What the task asks ->
From the listing below, pull out every line where the string "count" appears.
☆ ☆ ☆ ☆
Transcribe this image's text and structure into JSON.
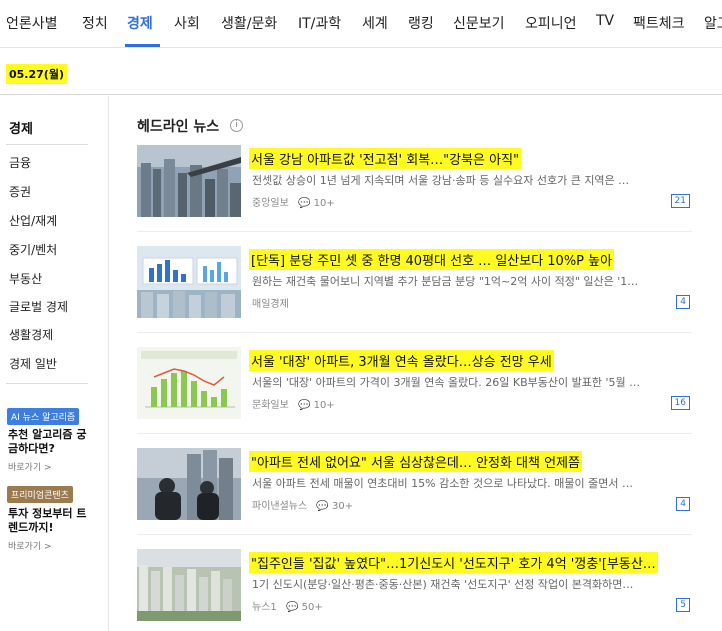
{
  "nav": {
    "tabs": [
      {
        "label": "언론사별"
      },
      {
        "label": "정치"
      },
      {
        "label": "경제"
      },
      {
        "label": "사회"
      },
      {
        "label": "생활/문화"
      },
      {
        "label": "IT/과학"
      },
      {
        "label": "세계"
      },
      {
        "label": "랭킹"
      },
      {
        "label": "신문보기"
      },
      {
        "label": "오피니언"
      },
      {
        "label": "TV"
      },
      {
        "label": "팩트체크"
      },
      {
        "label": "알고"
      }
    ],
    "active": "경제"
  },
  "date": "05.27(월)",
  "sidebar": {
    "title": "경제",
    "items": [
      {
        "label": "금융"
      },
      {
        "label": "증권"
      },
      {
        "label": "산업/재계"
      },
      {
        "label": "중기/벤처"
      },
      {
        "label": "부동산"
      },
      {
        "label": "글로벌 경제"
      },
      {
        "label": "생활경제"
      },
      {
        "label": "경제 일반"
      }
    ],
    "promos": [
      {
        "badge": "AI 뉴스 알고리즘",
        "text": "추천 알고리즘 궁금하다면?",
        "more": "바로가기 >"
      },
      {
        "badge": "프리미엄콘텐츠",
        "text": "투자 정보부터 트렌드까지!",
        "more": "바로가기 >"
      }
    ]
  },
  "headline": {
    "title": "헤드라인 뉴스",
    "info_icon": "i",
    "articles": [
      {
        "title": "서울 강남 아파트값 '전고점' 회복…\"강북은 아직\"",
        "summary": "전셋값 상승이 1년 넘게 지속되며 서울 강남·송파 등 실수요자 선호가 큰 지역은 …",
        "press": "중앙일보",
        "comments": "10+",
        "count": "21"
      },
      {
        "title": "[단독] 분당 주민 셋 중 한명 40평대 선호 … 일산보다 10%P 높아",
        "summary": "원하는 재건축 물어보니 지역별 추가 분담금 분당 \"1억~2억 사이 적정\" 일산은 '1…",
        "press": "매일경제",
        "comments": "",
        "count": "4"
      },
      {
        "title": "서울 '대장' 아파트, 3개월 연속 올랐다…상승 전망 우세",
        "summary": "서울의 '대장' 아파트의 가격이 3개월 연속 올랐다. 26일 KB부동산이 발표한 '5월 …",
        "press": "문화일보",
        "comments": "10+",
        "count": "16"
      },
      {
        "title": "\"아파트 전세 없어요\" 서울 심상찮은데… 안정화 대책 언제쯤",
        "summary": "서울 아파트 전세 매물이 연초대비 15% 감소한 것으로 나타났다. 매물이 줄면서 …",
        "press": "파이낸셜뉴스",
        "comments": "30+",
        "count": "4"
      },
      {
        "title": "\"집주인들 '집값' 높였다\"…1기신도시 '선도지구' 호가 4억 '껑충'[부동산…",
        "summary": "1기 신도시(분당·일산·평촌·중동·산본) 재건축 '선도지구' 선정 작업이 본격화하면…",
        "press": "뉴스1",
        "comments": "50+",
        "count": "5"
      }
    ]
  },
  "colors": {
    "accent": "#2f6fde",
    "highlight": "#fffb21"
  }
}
☆ ☆ ☆ ☆
Result below ->
        "count": "21"
        "count": "4"
        "count": "16"
        "count": "4"
        "count": "5"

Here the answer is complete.